## Work instructions
Set down the data below without change, skipping the pictures it holds.

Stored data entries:
──────────

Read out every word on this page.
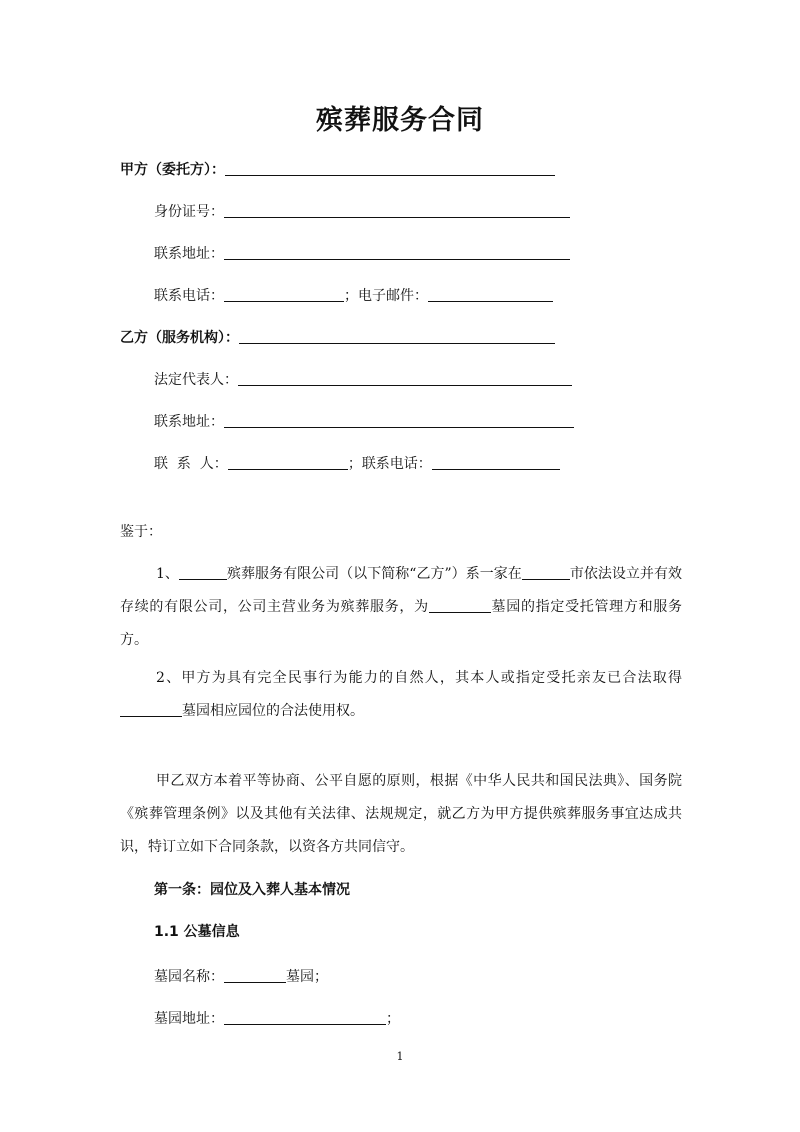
殡葬服务合同
甲方（委托方）：
身份证号：
联系地址：
联系电话：	；电子邮件：
乙方（服务机构）：
法定代表人：
联系地址：
联  系  人：	；联系电话：
鉴于：

1、	殡葬服务有限公司（以下简称“乙方”）系一家在	市依法设立并有效存续的有限公司，公司主营业务为殡葬服务，为	墓园的指定受托管理方和服务方。

2、甲方为具有完全民事行为能力的自然人，其本人或指定受托亲友已合法取得墓园相应园位的合法使用权。

甲乙双方本着平等协商、公平自愿的原则，根据《中华人民共和国民法典》、国务院《殡葬管理条例》以及其他有关法律、法规规定，就乙方为甲方提供殡葬服务事宜达成共识，特订立如下合同条款，以资各方共同信守。

第一条：园位及入葬人基本情况
1.1 公墓信息
墓园名称：	墓园；
墓园地址：	；
1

──────────

## Output for this task
Read out every word on this page.
殡葬服务合同
甲方（委托方）：
身份证号：
联系地址：
联系电话：	；电子邮件：
乙方（服务机构）：
法定代表人：
联系地址：
联  系  人：	；联系电话：
鉴于：

1、	殡葬服务有限公司（以下简称“乙方”）系一家在	市依法设立并有效存续的有限公司，公司主营业务为殡葬服务，为	墓园的指定受托管理方和服务方。

2、甲方为具有完全民事行为能力的自然人，其本人或指定受托亲友已合法取得墓园相应园位的合法使用权。

甲乙双方本着平等协商、公平自愿的原则，根据《中华人民共和国民法典》、国务院《殡葬管理条例》以及其他有关法律、法规规定，就乙方为甲方提供殡葬服务事宜达成共识，特订立如下合同条款，以资各方共同信守。

第一条：园位及入葬人基本情况
1.1 公墓信息
墓园名称：	墓园；
墓园地址：	；
1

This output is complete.